### Goal of the exercise
Copy each line below that includes "commande".

┌─ Records to use

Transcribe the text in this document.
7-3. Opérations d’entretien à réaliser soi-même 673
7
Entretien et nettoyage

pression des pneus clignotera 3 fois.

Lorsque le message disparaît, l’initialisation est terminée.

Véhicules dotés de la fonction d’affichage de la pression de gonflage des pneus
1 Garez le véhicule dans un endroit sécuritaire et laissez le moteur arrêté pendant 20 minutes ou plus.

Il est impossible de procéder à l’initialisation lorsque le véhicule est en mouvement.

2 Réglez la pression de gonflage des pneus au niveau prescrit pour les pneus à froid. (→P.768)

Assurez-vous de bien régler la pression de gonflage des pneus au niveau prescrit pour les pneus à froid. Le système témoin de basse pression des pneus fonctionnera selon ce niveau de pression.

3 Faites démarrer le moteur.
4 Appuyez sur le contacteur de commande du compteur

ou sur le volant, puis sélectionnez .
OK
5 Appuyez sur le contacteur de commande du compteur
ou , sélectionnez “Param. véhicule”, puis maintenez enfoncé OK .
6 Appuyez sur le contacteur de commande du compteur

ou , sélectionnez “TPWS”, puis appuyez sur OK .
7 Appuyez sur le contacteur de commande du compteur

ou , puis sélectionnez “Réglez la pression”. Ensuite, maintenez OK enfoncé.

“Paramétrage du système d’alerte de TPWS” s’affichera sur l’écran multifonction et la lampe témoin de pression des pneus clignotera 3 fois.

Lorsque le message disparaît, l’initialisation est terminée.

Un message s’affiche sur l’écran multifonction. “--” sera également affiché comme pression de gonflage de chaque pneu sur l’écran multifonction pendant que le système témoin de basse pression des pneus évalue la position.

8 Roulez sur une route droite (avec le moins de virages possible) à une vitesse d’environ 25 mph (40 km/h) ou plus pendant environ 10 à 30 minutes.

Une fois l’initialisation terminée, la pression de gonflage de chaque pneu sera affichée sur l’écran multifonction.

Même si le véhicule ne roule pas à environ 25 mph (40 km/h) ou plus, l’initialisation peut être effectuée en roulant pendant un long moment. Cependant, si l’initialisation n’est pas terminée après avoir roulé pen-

└─
┌─ Records to use

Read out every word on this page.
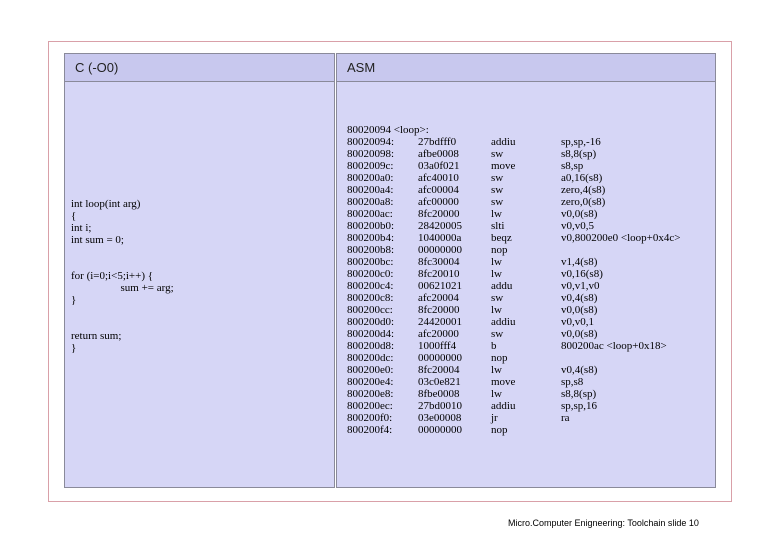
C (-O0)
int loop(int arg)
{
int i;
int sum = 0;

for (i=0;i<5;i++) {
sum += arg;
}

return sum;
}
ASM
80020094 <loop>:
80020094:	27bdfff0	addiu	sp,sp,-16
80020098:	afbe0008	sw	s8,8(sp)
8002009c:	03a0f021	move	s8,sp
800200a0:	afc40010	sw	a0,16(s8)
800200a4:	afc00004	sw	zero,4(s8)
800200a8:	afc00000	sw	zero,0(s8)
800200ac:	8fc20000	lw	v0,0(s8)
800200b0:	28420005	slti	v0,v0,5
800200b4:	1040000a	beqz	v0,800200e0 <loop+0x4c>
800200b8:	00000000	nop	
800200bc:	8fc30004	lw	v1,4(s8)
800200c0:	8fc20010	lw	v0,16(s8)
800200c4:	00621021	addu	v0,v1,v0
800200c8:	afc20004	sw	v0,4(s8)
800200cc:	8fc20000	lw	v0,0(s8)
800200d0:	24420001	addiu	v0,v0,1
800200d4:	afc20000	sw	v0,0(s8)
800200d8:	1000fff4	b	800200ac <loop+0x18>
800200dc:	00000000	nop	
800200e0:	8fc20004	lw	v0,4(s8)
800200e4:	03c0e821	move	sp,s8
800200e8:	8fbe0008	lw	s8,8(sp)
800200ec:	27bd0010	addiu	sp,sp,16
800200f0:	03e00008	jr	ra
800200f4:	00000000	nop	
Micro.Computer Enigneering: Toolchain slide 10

└─

### Full solution
4 Appuyez sur le contacteur de commande du compteur
5 Appuyez sur le contacteur de commande du compteur
6 Appuyez sur le contacteur de commande du compteur
7 Appuyez sur le contacteur de commande du compteur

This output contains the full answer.